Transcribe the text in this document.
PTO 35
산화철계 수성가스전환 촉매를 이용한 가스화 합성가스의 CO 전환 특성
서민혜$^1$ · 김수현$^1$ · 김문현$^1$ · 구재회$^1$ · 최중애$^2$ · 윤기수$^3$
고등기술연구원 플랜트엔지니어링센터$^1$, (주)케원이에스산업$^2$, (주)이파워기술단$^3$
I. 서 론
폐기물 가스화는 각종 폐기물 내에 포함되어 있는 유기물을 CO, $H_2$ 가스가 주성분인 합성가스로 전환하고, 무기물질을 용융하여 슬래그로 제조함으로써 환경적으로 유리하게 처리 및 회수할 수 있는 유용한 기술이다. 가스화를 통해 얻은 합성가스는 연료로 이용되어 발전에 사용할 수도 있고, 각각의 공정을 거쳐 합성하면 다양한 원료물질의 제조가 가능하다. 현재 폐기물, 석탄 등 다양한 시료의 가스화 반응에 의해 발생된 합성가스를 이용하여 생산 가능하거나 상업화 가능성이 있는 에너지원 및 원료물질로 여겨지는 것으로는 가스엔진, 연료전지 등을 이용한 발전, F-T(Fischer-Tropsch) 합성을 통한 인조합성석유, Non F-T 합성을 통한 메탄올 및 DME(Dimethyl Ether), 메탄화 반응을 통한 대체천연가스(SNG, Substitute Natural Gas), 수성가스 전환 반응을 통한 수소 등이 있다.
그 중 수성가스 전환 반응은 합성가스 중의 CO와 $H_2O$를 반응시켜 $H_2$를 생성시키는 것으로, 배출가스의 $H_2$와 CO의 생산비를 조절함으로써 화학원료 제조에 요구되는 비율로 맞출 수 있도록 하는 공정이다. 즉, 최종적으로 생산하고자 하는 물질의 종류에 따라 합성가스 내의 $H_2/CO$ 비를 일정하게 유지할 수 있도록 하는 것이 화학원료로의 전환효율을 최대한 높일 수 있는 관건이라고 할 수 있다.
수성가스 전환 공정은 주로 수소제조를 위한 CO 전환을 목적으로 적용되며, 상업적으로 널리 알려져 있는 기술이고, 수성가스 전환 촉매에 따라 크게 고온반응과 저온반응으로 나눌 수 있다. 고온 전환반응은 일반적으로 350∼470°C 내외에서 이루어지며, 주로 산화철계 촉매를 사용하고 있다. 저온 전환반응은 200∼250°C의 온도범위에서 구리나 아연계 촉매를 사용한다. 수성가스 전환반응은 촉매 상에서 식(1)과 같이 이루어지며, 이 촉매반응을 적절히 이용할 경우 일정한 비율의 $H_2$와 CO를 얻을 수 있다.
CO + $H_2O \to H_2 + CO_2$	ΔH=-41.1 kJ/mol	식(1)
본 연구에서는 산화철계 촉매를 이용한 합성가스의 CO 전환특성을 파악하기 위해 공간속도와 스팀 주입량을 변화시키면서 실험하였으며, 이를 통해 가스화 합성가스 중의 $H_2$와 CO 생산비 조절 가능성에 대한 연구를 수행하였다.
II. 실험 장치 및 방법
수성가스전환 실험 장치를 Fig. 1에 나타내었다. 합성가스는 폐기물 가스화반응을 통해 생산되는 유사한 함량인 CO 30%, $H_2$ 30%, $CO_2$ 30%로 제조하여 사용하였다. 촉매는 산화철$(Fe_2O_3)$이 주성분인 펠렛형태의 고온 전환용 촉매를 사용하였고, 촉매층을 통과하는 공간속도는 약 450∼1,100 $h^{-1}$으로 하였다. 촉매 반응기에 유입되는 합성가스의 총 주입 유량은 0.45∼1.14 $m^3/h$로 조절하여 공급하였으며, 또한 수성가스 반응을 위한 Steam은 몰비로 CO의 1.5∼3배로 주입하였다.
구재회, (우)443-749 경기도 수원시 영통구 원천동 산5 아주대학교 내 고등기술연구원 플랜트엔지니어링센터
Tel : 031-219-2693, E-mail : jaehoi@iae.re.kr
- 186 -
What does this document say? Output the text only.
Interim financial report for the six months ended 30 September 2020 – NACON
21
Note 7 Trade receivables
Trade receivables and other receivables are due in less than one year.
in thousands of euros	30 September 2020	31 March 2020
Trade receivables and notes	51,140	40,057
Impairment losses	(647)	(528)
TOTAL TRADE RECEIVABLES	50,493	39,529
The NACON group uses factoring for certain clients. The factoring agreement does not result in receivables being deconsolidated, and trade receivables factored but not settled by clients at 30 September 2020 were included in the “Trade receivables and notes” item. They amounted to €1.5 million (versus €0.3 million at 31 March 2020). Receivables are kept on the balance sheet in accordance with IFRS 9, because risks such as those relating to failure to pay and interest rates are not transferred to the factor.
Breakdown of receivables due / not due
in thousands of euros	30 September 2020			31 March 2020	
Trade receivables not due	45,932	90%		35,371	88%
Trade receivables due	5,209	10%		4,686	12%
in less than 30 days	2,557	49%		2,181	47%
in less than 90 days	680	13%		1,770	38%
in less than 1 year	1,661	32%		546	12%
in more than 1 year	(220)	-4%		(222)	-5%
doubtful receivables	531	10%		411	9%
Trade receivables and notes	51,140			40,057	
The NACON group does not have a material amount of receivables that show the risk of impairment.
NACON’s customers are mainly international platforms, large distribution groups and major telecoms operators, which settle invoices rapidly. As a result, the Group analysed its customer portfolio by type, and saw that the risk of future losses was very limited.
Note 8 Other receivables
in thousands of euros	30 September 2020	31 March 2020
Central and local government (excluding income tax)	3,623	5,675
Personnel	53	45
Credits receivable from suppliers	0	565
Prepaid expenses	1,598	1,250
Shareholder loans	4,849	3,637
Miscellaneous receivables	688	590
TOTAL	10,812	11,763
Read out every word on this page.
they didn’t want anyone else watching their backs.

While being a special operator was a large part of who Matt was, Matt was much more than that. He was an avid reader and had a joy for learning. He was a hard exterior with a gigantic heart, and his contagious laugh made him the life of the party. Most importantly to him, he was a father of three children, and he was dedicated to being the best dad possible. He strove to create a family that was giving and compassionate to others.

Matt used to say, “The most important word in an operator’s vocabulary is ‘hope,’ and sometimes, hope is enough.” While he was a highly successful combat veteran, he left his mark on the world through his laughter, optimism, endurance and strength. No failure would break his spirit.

◆ **REQUIRED WORK**
Scan the material above. Extract every line in which the word "수성가스전환" occurs.

◆ **RESPONSE TO THIS TASK**
산화철계 수성가스전환 촉매를 이용한 가스화 합성가스의 CO 전환 특성
수성가스전환 실험 장치를 Fig. 1에 나타내었다. 합성가스는 폐기물 가스화반응을 통해 생산되는 유사한 함량인 CO 30%, $H_2$ 30%, $CO_2$ 30%로 제조하여 사용하였다. 촉매는 산화철$(Fe_2O_3)$이 주성분인 펠렛형태의 고온 전환용 촉매를 사용하였고, 촉매층을 통과하는 공간속도는 약 450∼1,100 $h^{-1}$으로 하였다. 촉매 반응기에 유입되는 합성가스의 총 주입 유량은 0.45∼1.14 $m^3/h$로 조절하여 공급하였으며, 또한 수성가스 반응을 위한 Steam은 몰비로 CO의 1.5∼3배로 주입하였다.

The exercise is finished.